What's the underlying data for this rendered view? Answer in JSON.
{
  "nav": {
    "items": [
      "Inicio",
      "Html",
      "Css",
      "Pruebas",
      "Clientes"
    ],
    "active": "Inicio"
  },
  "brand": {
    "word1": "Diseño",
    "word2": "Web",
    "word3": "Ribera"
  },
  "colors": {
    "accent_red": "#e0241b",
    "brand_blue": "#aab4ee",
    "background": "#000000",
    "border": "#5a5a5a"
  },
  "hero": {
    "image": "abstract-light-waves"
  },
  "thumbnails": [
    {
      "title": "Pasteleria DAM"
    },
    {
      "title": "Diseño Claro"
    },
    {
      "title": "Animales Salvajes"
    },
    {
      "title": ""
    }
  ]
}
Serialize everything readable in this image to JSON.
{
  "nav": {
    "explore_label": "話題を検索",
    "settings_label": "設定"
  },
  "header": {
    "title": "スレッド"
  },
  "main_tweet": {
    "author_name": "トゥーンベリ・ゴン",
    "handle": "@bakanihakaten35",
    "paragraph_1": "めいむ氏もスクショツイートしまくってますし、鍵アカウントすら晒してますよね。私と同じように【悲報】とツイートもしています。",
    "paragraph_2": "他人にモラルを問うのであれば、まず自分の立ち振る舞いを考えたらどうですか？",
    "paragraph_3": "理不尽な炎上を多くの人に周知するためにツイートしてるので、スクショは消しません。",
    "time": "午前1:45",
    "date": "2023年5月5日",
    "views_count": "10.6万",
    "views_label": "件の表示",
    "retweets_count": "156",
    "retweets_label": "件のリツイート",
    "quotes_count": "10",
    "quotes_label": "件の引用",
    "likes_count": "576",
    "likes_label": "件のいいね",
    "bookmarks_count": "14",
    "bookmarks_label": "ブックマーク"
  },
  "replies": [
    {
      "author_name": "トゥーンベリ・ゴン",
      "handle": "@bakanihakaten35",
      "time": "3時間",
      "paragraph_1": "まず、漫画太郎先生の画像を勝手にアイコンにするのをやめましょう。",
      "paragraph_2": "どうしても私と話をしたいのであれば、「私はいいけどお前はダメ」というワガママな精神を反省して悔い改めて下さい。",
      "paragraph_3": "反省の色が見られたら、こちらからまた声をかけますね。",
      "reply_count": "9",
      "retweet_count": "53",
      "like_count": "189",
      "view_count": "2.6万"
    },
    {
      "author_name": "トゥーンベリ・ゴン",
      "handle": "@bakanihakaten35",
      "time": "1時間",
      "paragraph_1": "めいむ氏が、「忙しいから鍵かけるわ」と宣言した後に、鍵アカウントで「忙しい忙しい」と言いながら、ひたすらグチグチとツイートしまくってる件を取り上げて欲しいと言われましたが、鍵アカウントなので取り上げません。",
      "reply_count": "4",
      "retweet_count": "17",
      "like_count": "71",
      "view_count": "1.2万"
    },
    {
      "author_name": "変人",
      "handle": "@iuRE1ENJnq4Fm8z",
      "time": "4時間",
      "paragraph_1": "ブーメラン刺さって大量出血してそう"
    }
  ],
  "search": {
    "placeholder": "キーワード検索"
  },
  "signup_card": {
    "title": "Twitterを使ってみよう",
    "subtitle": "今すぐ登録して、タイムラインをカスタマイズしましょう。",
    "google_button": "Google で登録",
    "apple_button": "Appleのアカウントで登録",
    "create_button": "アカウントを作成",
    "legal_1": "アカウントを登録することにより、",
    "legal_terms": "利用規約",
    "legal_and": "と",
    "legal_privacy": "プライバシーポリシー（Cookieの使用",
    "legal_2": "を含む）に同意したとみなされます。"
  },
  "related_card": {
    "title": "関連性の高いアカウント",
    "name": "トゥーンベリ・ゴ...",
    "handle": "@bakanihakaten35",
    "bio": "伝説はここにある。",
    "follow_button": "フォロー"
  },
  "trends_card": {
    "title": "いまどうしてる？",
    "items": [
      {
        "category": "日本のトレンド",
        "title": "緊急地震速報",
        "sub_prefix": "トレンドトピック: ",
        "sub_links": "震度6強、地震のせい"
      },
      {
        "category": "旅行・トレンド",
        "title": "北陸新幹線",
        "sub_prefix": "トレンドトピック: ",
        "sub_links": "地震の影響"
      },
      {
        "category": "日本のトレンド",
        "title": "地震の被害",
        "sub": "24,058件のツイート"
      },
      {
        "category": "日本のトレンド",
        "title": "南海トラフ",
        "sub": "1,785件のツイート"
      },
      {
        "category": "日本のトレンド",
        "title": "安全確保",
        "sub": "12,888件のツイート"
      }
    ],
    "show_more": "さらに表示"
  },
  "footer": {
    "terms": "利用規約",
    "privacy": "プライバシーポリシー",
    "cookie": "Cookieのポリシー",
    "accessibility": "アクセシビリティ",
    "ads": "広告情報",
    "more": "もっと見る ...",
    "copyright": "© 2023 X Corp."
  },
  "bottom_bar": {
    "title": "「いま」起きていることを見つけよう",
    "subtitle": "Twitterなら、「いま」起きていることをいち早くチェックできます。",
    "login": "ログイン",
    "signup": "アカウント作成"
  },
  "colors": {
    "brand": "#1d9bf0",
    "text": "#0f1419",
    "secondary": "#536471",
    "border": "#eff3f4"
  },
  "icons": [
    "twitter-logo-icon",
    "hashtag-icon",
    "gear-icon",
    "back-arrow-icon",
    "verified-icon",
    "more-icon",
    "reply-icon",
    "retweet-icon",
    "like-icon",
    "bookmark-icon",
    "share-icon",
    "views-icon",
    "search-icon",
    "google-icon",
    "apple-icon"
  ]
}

# # # #

What this task involves: Pull out each record as written and restate it exactly.

Final answer:
What's the underlying data for this rendered view? Answer in JSON.
{
  "nav": {
    "items": [
      "Inicio",
      "Html",
      "Css",
      "Pruebas",
      "Clientes"
    ],
    "active": "Inicio"
  },
  "brand": {
    "word1": "Diseño",
    "word2": "Web",
    "word3": "Ribera"
  },
  "colors": {
    "accent_red": "#e0241b",
    "brand_blue": "#aab4ee",
    "background": "#000000",
    "border": "#5a5a5a"
  },
  "hero": {
    "image": "abstract-light-waves"
  },
  "thumbnails": [
    {
      "title": "Pasteleria DAM"
    },
    {
      "title": "Diseño Claro"
    },
    {
      "title": "Animales Salvajes"
    },
    {
      "title": ""
    }
  ]
}
Serialize everything readable in this image to JSON.
{
  "nav": {
    "explore_label": "話題を検索",
    "settings_label": "設定"
  },
  "header": {
    "title": "スレッド"
  },
  "main_tweet": {
    "author_name": "トゥーンベリ・ゴン",
    "handle": "@bakanihakaten35",
    "paragraph_1": "めいむ氏もスクショツイートしまくってますし、鍵アカウントすら晒してますよね。私と同じように【悲報】とツイートもしています。",
    "paragraph_2": "他人にモラルを問うのであれば、まず自分の立ち振る舞いを考えたらどうですか？",
    "paragraph_3": "理不尽な炎上を多くの人に周知するためにツイートしてるので、スクショは消しません。",
    "time": "午前1:45",
    "date": "2023年5月5日",
    "views_count": "10.6万",
    "views_label": "件の表示",
    "retweets_count": "156",
    "retweets_label": "件のリツイート",
    "quotes_count": "10",
    "quotes_label": "件の引用",
    "likes_count": "576",
    "likes_label": "件のいいね",
    "bookmarks_count": "14",
    "bookmarks_label": "ブックマーク"
  },
  "replies": [
    {
      "author_name": "トゥーンベリ・ゴン",
      "handle": "@bakanihakaten35",
      "time": "3時間",
      "paragraph_1": "まず、漫画太郎先生の画像を勝手にアイコンにするのをやめましょう。",
      "paragraph_2": "どうしても私と話をしたいのであれば、「私はいいけどお前はダメ」というワガママな精神を反省して悔い改めて下さい。",
      "paragraph_3": "反省の色が見られたら、こちらからまた声をかけますね。",
      "reply_count": "9",
      "retweet_count": "53",
      "like_count": "189",
      "view_count": "2.6万"
    },
    {
      "author_name": "トゥーンベリ・ゴン",
      "handle": "@bakanihakaten35",
      "time": "1時間",
      "paragraph_1": "めいむ氏が、「忙しいから鍵かけるわ」と宣言した後に、鍵アカウントで「忙しい忙しい」と言いながら、ひたすらグチグチとツイートしまくってる件を取り上げて欲しいと言われましたが、鍵アカウントなので取り上げません。",
      "reply_count": "4",
      "retweet_count": "17",
      "like_count": "71",
      "view_count": "1.2万"
    },
    {
      "author_name": "変人",
      "handle": "@iuRE1ENJnq4Fm8z",
      "time": "4時間",
      "paragraph_1": "ブーメラン刺さって大量出血してそう"
    }
  ],
  "search": {
    "placeholder": "キーワード検索"
  },
  "signup_card": {
    "title": "Twitterを使ってみよう",
    "subtitle": "今すぐ登録して、タイムラインをカスタマイズしましょう。",
    "google_button": "Google で登録",
    "apple_button": "Appleのアカウントで登録",
    "create_button": "アカウントを作成",
    "legal_1": "アカウントを登録することにより、",
    "legal_terms": "利用規約",
    "legal_and": "と",
    "legal_privacy": "プライバシーポリシー（Cookieの使用",
    "legal_2": "を含む）に同意したとみなされます。"
  },
  "related_card": {
    "title": "関連性の高いアカウント",
    "name": "トゥーンベリ・ゴ...",
    "handle": "@bakanihakaten35",
    "bio": "伝説はここにある。",
    "follow_button": "フォロー"
  },
  "trends_card": {
    "title": "いまどうしてる？",
    "items": [
      {
        "category": "日本のトレンド",
        "title": "緊急地震速報",
        "sub_prefix": "トレンドトピック: ",
        "sub_links": "震度6強、地震のせい"
      },
      {
        "category": "旅行・トレンド",
        "title": "北陸新幹線",
        "sub_prefix": "トレンドトピック: ",
        "sub_links": "地震の影響"
      },
      {
        "category": "日本のトレンド",
        "title": "地震の被害",
        "sub": "24,058件のツイート"
      },
      {
        "category": "日本のトレンド",
        "title": "南海トラフ",
        "sub": "1,785件のツイート"
      },
      {
        "category": "日本のトレンド",
        "title": "安全確保",
        "sub": "12,888件のツイート"
      }
    ],
    "show_more": "さらに表示"
  },
  "footer": {
    "terms": "利用規約",
    "privacy": "プライバシーポリシー",
    "cookie": "Cookieのポリシー",
    "accessibility": "アクセシビリティ",
    "ads": "広告情報",
    "more": "もっと見る ...",
    "copyright": "© 2023 X Corp."
  },
  "bottom_bar": {
    "title": "「いま」起きていることを見つけよう",
    "subtitle": "Twitterなら、「いま」起きていることをいち早くチェックできます。",
    "login": "ログイン",
    "signup": "アカウント作成"
  },
  "colors": {
    "brand": "#1d9bf0",
    "text": "#0f1419",
    "secondary": "#536471",
    "border": "#eff3f4"
  },
  "icons": [
    "twitter-logo-icon",
    "hashtag-icon",
    "gear-icon",
    "back-arrow-icon",
    "verified-icon",
    "more-icon",
    "reply-icon",
    "retweet-icon",
    "like-icon",
    "bookmark-icon",
    "share-icon",
    "views-icon",
    "search-icon",
    "google-icon",
    "apple-icon"
  ]
}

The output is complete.